**Given task**
Keep only the lines where "штуцера" appears.

[Saved data entries]

__________

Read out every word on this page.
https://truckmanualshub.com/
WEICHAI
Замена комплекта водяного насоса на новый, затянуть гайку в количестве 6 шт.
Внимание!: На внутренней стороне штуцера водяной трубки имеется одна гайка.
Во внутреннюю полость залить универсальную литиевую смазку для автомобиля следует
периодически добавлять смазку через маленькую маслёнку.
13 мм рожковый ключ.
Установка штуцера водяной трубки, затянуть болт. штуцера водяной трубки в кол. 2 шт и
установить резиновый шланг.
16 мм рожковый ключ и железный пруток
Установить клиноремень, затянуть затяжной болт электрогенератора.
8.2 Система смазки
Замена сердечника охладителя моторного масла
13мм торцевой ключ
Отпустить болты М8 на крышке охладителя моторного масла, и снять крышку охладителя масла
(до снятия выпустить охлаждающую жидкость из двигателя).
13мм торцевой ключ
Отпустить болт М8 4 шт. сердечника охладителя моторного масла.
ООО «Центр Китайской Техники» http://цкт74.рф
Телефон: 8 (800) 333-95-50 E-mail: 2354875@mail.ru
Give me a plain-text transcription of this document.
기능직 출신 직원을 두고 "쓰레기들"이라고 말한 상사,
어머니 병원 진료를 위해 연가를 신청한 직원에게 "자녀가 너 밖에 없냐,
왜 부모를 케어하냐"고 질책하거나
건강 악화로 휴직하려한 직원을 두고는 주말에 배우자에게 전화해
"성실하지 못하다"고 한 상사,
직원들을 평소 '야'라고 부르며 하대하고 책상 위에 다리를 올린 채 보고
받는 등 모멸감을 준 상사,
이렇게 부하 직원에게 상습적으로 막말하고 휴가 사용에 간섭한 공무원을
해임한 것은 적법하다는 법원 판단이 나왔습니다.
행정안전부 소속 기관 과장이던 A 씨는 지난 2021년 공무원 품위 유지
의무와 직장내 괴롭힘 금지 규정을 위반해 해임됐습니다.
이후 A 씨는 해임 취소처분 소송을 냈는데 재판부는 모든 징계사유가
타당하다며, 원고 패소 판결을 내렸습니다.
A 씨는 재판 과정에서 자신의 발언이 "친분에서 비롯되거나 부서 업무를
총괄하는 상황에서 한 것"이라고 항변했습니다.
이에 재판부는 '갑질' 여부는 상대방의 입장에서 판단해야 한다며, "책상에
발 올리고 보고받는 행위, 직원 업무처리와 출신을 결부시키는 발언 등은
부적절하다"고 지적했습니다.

__________

**Full answer**
Внимание!: На внутренней стороне штуцера водяной трубки имеется одна гайка.
Установка штуцера водяной трубки, затянуть болт. штуцера водяной трубки в кол. 2 шт и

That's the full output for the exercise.